═══ Material to process ═══

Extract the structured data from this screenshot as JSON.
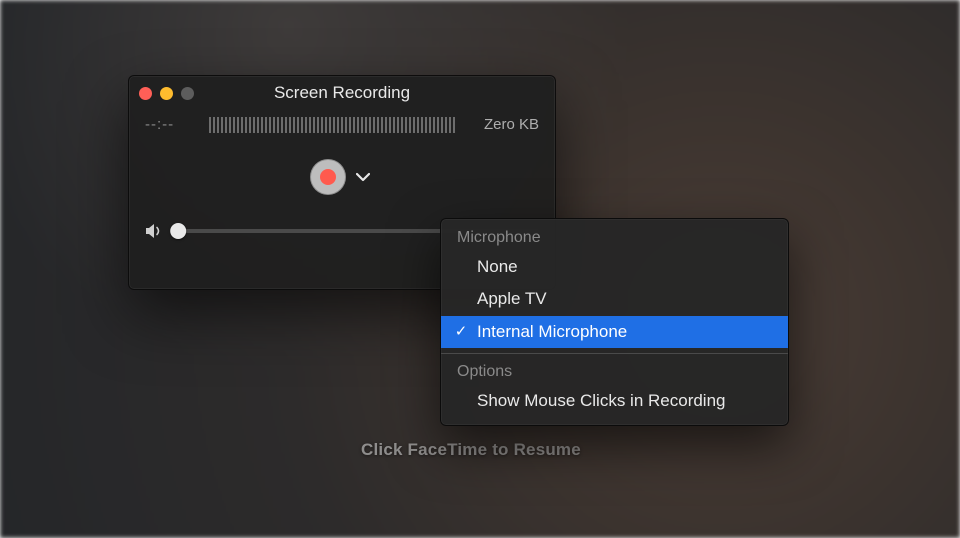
{
  "window": {
    "title": "Screen Recording",
    "timer": "--:--",
    "size": "Zero KB"
  },
  "menu": {
    "microphone": {
      "label": "Microphone",
      "items": [
        {
          "label": "None",
          "checked": false
        },
        {
          "label": "Apple TV",
          "checked": false
        },
        {
          "label": "Internal Microphone",
          "checked": true
        }
      ]
    },
    "options": {
      "label": "Options",
      "items": [
        {
          "label": "Show Mouse Clicks in Recording",
          "checked": false
        }
      ]
    }
  },
  "background": {
    "hint": "Click FaceTime to Resume"
  }
}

═══

(What the exercise asks)
Give the entries again without a single change, but with no pictures.

(Result of this task)
Extract the structured data from this screenshot as JSON.
{
  "window": {
    "title": "Screen Recording",
    "timer": "--:--",
    "size": "Zero KB"
  },
  "menu": {
    "microphone": {
      "label": "Microphone",
      "items": [
        {
          "label": "None",
          "checked": false
        },
        {
          "label": "Apple TV",
          "checked": false
        },
        {
          "label": "Internal Microphone",
          "checked": true
        }
      ]
    },
    "options": {
      "label": "Options",
      "items": [
        {
          "label": "Show Mouse Clicks in Recording",
          "checked": false
        }
      ]
    }
  },
  "background": {
    "hint": "Click FaceTime to Resume"
  }
}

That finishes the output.